◆ **WHAT TO DO**: Retype the whole listing verbatim and keep the pictures out of it.

◆ **STORED DATA**:
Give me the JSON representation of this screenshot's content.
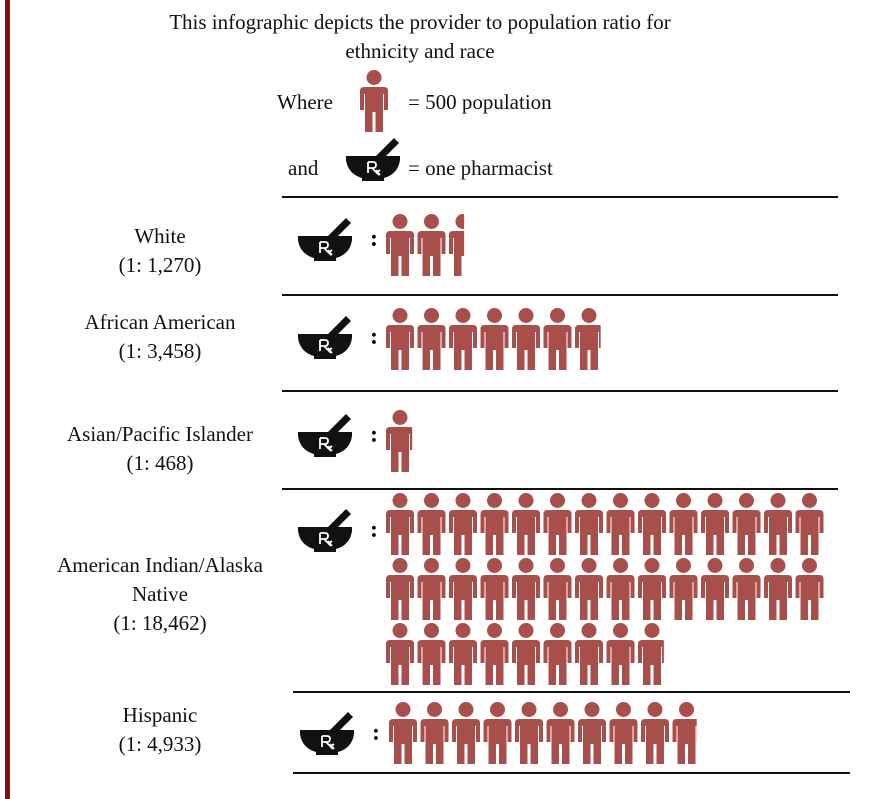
{
  "title": "This infographic depicts the provider to population ratio for ethnicity and race",
  "legend": {
    "where": "Where",
    "person_label": "= 500 population",
    "people_per_icon": 500,
    "and": "and",
    "pharmacist_label": "= one pharmacist"
  },
  "separator": ":",
  "rows": [
    {
      "name": "White",
      "ratio": 1270,
      "ratio_label": "(1: 1,270)"
    },
    {
      "name": "African American",
      "ratio": 3458,
      "ratio_label": "(1: 3,458)"
    },
    {
      "name": "Asian/Pacific Islander",
      "ratio": 468,
      "ratio_label": "(1: 468)"
    },
    {
      "name": "American Indian/Alaska Native",
      "ratio": 18462,
      "ratio_label": "(1: 18,462)"
    },
    {
      "name": "Hispanic",
      "ratio": 4933,
      "ratio_label": "(1: 4,933)"
    }
  ]
}
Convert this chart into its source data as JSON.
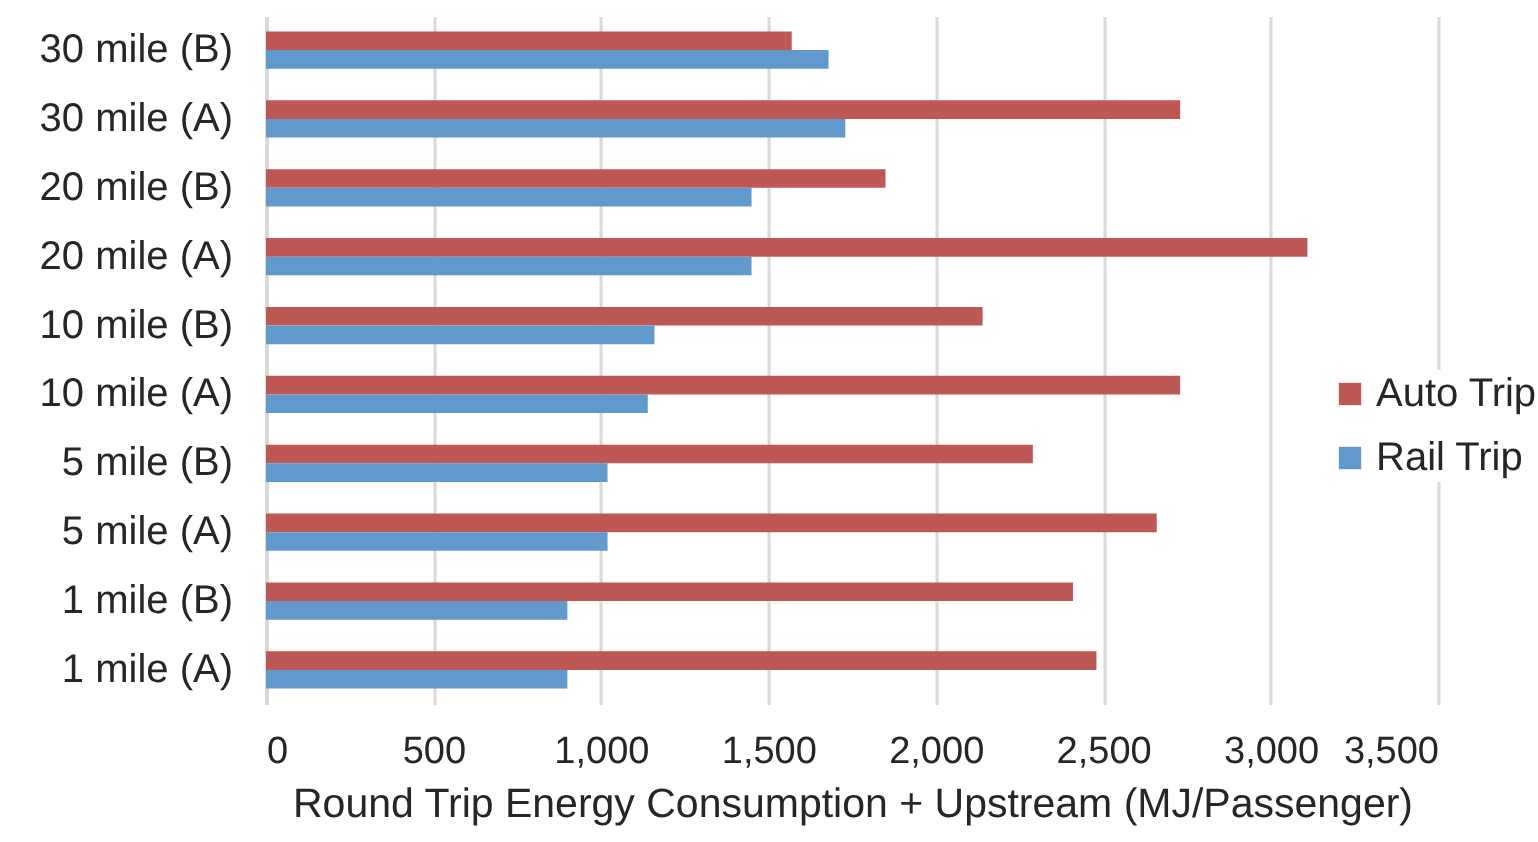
{
  "chart_data": {
    "type": "bar",
    "orientation": "horizontal",
    "categories": [
      "30 mile (B)",
      "30 mile (A)",
      "20 mile (B)",
      "20 mile (A)",
      "10 mile (B)",
      "10 mile (A)",
      "5 mile (B)",
      "5 mile (A)",
      "1 mile (B)",
      "1 mile (A)"
    ],
    "series": [
      {
        "name": "Auto Trip",
        "color": "#be5855",
        "values": [
          1570,
          2730,
          1850,
          3110,
          2140,
          2730,
          2290,
          2660,
          2410,
          2480
        ]
      },
      {
        "name": "Rail Trip",
        "color": "#6299cc",
        "values": [
          1680,
          1730,
          1450,
          1450,
          1160,
          1140,
          1020,
          1020,
          900,
          900
        ]
      }
    ],
    "xlabel": "Round Trip Energy Consumption + Upstream (MJ/Passenger)",
    "xlim": [
      0,
      3500
    ],
    "xticks": [
      0,
      500,
      {
        "value": 1000,
        "label": "1,000"
      },
      {
        "value": 1500,
        "label": "1,500"
      },
      {
        "value": 2000,
        "label": "2,000"
      },
      {
        "value": 2500,
        "label": "2,500"
      },
      {
        "value": 3000,
        "label": "3,000"
      },
      {
        "value": 3500,
        "label": "3,500"
      }
    ],
    "grid": "x",
    "legend": "right"
  }
}
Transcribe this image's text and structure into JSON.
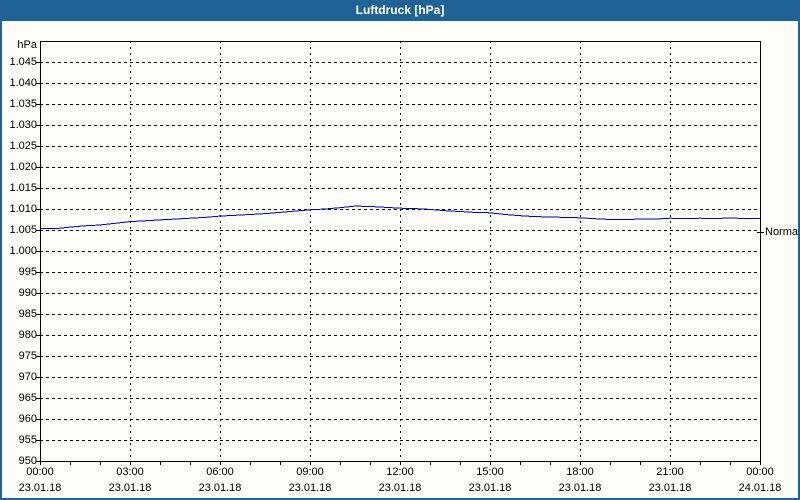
{
  "window": {
    "title": "Luftdruck [hPa]"
  },
  "colors": {
    "titlebar": "#1f6296",
    "window_border": "#1f6296",
    "background": "#fcfdf8",
    "grid": "#000000",
    "axis": "#000000",
    "line": "#0000b4",
    "title_text": "#ffffff",
    "label_text": "#000000"
  },
  "chart_data": {
    "type": "line",
    "title": "Luftdruck [hPa]",
    "unit_label": "hPa",
    "grid": true,
    "ylim": [
      950,
      1050
    ],
    "xlim_hours": [
      0,
      24
    ],
    "y_ticks": [
      {
        "value": 1045,
        "label": "1.045"
      },
      {
        "value": 1040,
        "label": "1.040"
      },
      {
        "value": 1035,
        "label": "1.035"
      },
      {
        "value": 1030,
        "label": "1.030"
      },
      {
        "value": 1025,
        "label": "1.025"
      },
      {
        "value": 1020,
        "label": "1.020"
      },
      {
        "value": 1015,
        "label": "1.015"
      },
      {
        "value": 1010,
        "label": "1.010"
      },
      {
        "value": 1005,
        "label": "1.005"
      },
      {
        "value": 1000,
        "label": "1.000"
      },
      {
        "value": 995,
        "label": "995"
      },
      {
        "value": 990,
        "label": "990"
      },
      {
        "value": 985,
        "label": "985"
      },
      {
        "value": 980,
        "label": "980"
      },
      {
        "value": 975,
        "label": "975"
      },
      {
        "value": 970,
        "label": "970"
      },
      {
        "value": 965,
        "label": "965"
      },
      {
        "value": 960,
        "label": "960"
      },
      {
        "value": 955,
        "label": "955"
      },
      {
        "value": 950,
        "label": "950"
      }
    ],
    "x_ticks": [
      {
        "hour": 0,
        "time": "00:00",
        "date": "23.01.18"
      },
      {
        "hour": 3,
        "time": "03:00",
        "date": "23.01.18"
      },
      {
        "hour": 6,
        "time": "06:00",
        "date": "23.01.18"
      },
      {
        "hour": 9,
        "time": "09:00",
        "date": "23.01.18"
      },
      {
        "hour": 12,
        "time": "12:00",
        "date": "23.01.18"
      },
      {
        "hour": 15,
        "time": "15:00",
        "date": "23.01.18"
      },
      {
        "hour": 18,
        "time": "18:00",
        "date": "23.01.18"
      },
      {
        "hour": 21,
        "time": "21:00",
        "date": "23.01.18"
      },
      {
        "hour": 24,
        "time": "00:00",
        "date": "24.01.18"
      }
    ],
    "minor_x_tick_every_hours": 1,
    "normal_marker": {
      "label": "Normal",
      "value": 1004.5
    },
    "series": [
      {
        "name": "Luftdruck",
        "color": "#0000b4",
        "points": [
          [
            0,
            1005.4
          ],
          [
            0.5,
            1005.3
          ],
          [
            1,
            1005.7
          ],
          [
            1.5,
            1006.0
          ],
          [
            2,
            1006.2
          ],
          [
            2.5,
            1006.6
          ],
          [
            3,
            1007.0
          ],
          [
            3.5,
            1007.2
          ],
          [
            4,
            1007.4
          ],
          [
            4.5,
            1007.6
          ],
          [
            5,
            1007.8
          ],
          [
            5.5,
            1008.0
          ],
          [
            6,
            1008.3
          ],
          [
            6.5,
            1008.5
          ],
          [
            7,
            1008.7
          ],
          [
            7.5,
            1008.9
          ],
          [
            8,
            1009.2
          ],
          [
            8.5,
            1009.5
          ],
          [
            9,
            1009.8
          ],
          [
            9.5,
            1010.0
          ],
          [
            10,
            1010.3
          ],
          [
            10.5,
            1010.7
          ],
          [
            11,
            1010.6
          ],
          [
            11.5,
            1010.4
          ],
          [
            12,
            1010.2
          ],
          [
            12.5,
            1010.1
          ],
          [
            13,
            1009.9
          ],
          [
            13.5,
            1009.6
          ],
          [
            14,
            1009.4
          ],
          [
            14.5,
            1009.2
          ],
          [
            15,
            1009.1
          ],
          [
            15.5,
            1008.7
          ],
          [
            16,
            1008.4
          ],
          [
            16.5,
            1008.2
          ],
          [
            17,
            1008.1
          ],
          [
            17.5,
            1008.0
          ],
          [
            18,
            1007.9
          ],
          [
            18.5,
            1007.7
          ],
          [
            19,
            1007.5
          ],
          [
            19.5,
            1007.5
          ],
          [
            20,
            1007.6
          ],
          [
            20.5,
            1007.6
          ],
          [
            21,
            1007.8
          ],
          [
            21.5,
            1007.7
          ],
          [
            22,
            1007.8
          ],
          [
            22.5,
            1007.7
          ],
          [
            23,
            1007.9
          ],
          [
            23.5,
            1007.7
          ],
          [
            24,
            1007.7
          ]
        ]
      }
    ]
  }
}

◆ **TASK RESPONSE**:
Give me the JSON representation of this screenshot's content.
{
  "title": "This infographic depicts the provider to population ratio for ethnicity and race",
  "legend": {
    "where": "Where",
    "person_label": "= 500 population",
    "people_per_icon": 500,
    "and": "and",
    "pharmacist_label": "= one pharmacist"
  },
  "separator": ":",
  "rows": [
    {
      "name": "White",
      "ratio": 1270,
      "ratio_label": "(1: 1,270)"
    },
    {
      "name": "African American",
      "ratio": 3458,
      "ratio_label": "(1: 3,458)"
    },
    {
      "name": "Asian/Pacific Islander",
      "ratio": 468,
      "ratio_label": "(1: 468)"
    },
    {
      "name": "American Indian/Alaska Native",
      "ratio": 18462,
      "ratio_label": "(1: 18,462)"
    },
    {
      "name": "Hispanic",
      "ratio": 4933,
      "ratio_label": "(1: 4,933)"
    }
  ]
}
Convert this chart into its source data as JSON.
{
  "chart_data": {
    "type": "bar",
    "orientation": "horizontal",
    "categories": [
      "30 mile (B)",
      "30 mile (A)",
      "20 mile (B)",
      "20 mile (A)",
      "10 mile (B)",
      "10 mile (A)",
      "5 mile (B)",
      "5 mile (A)",
      "1 mile (B)",
      "1 mile (A)"
    ],
    "series": [
      {
        "name": "Auto Trip",
        "color": "#be5855",
        "values": [
          1570,
          2730,
          1850,
          3110,
          2140,
          2730,
          2290,
          2660,
          2410,
          2480
        ]
      },
      {
        "name": "Rail Trip",
        "color": "#6299cc",
        "values": [
          1680,
          1730,
          1450,
          1450,
          1160,
          1140,
          1020,
          1020,
          900,
          900
        ]
      }
    ],
    "xlabel": "Round Trip Energy Consumption + Upstream (MJ/Passenger)",
    "xlim": [
      0,
      3500
    ],
    "xticks": [
      0,
      500,
      {
        "value": 1000,
        "label": "1,000"
      },
      {
        "value": 1500,
        "label": "1,500"
      },
      {
        "value": 2000,
        "label": "2,000"
      },
      {
        "value": 2500,
        "label": "2,500"
      },
      {
        "value": 3000,
        "label": "3,000"
      },
      {
        "value": 3500,
        "label": "3,500"
      }
    ],
    "grid": "x",
    "legend": "right"
  }
}
Transcribe this image's text and structure into JSON.
{
  "window": {
    "title": "Luftdruck [hPa]"
  },
  "colors": {
    "titlebar": "#1f6296",
    "window_border": "#1f6296",
    "background": "#fcfdf8",
    "grid": "#000000",
    "axis": "#000000",
    "line": "#0000b4",
    "title_text": "#ffffff",
    "label_text": "#000000"
  },
  "chart_data": {
    "type": "line",
    "title": "Luftdruck [hPa]",
    "unit_label": "hPa",
    "grid": true,
    "ylim": [
      950,
      1050
    ],
    "xlim_hours": [
      0,
      24
    ],
    "y_ticks": [
      {
        "value": 1045,
        "label": "1.045"
      },
      {
        "value": 1040,
        "label": "1.040"
      },
      {
        "value": 1035,
        "label": "1.035"
      },
      {
        "value": 1030,
        "label": "1.030"
      },
      {
        "value": 1025,
        "label": "1.025"
      },
      {
        "value": 1020,
        "label": "1.020"
      },
      {
        "value": 1015,
        "label": "1.015"
      },
      {
        "value": 1010,
        "label": "1.010"
      },
      {
        "value": 1005,
        "label": "1.005"
      },
      {
        "value": 1000,
        "label": "1.000"
      },
      {
        "value": 995,
        "label": "995"
      },
      {
        "value": 990,
        "label": "990"
      },
      {
        "value": 985,
        "label": "985"
      },
      {
        "value": 980,
        "label": "980"
      },
      {
        "value": 975,
        "label": "975"
      },
      {
        "value": 970,
        "label": "970"
      },
      {
        "value": 965,
        "label": "965"
      },
      {
        "value": 960,
        "label": "960"
      },
      {
        "value": 955,
        "label": "955"
      },
      {
        "value": 950,
        "label": "950"
      }
    ],
    "x_ticks": [
      {
        "hour": 0,
        "time": "00:00",
        "date": "23.01.18"
      },
      {
        "hour": 3,
        "time": "03:00",
        "date": "23.01.18"
      },
      {
        "hour": 6,
        "time": "06:00",
        "date": "23.01.18"
      },
      {
        "hour": 9,
        "time": "09:00",
        "date": "23.01.18"
      },
      {
        "hour": 12,
        "time": "12:00",
        "date": "23.01.18"
      },
      {
        "hour": 15,
        "time": "15:00",
        "date": "23.01.18"
      },
      {
        "hour": 18,
        "time": "18:00",
        "date": "23.01.18"
      },
      {
        "hour": 21,
        "time": "21:00",
        "date": "23.01.18"
      },
      {
        "hour": 24,
        "time": "00:00",
        "date": "24.01.18"
      }
    ],
    "minor_x_tick_every_hours": 1,
    "normal_marker": {
      "label": "Normal",
      "value": 1004.5
    },
    "series": [
      {
        "name": "Luftdruck",
        "color": "#0000b4",
        "points": [
          [
            0,
            1005.4
          ],
          [
            0.5,
            1005.3
          ],
          [
            1,
            1005.7
          ],
          [
            1.5,
            1006.0
          ],
          [
            2,
            1006.2
          ],
          [
            2.5,
            1006.6
          ],
          [
            3,
            1007.0
          ],
          [
            3.5,
            1007.2
          ],
          [
            4,
            1007.4
          ],
          [
            4.5,
            1007.6
          ],
          [
            5,
            1007.8
          ],
          [
            5.5,
            1008.0
          ],
          [
            6,
            1008.3
          ],
          [
            6.5,
            1008.5
          ],
          [
            7,
            1008.7
          ],
          [
            7.5,
            1008.9
          ],
          [
            8,
            1009.2
          ],
          [
            8.5,
            1009.5
          ],
          [
            9,
            1009.8
          ],
          [
            9.5,
            1010.0
          ],
          [
            10,
            1010.3
          ],
          [
            10.5,
            1010.7
          ],
          [
            11,
            1010.6
          ],
          [
            11.5,
            1010.4
          ],
          [
            12,
            1010.2
          ],
          [
            12.5,
            1010.1
          ],
          [
            13,
            1009.9
          ],
          [
            13.5,
            1009.6
          ],
          [
            14,
            1009.4
          ],
          [
            14.5,
            1009.2
          ],
          [
            15,
            1009.1
          ],
          [
            15.5,
            1008.7
          ],
          [
            16,
            1008.4
          ],
          [
            16.5,
            1008.2
          ],
          [
            17,
            1008.1
          ],
          [
            17.5,
            1008.0
          ],
          [
            18,
            1007.9
          ],
          [
            18.5,
            1007.7
          ],
          [
            19,
            1007.5
          ],
          [
            19.5,
            1007.5
          ],
          [
            20,
            1007.6
          ],
          [
            20.5,
            1007.6
          ],
          [
            21,
            1007.8
          ],
          [
            21.5,
            1007.7
          ],
          [
            22,
            1007.8
          ],
          [
            22.5,
            1007.7
          ],
          [
            23,
            1007.9
          ],
          [
            23.5,
            1007.7
          ],
          [
            24,
            1007.7
          ]
        ]
      }
    ]
  }
}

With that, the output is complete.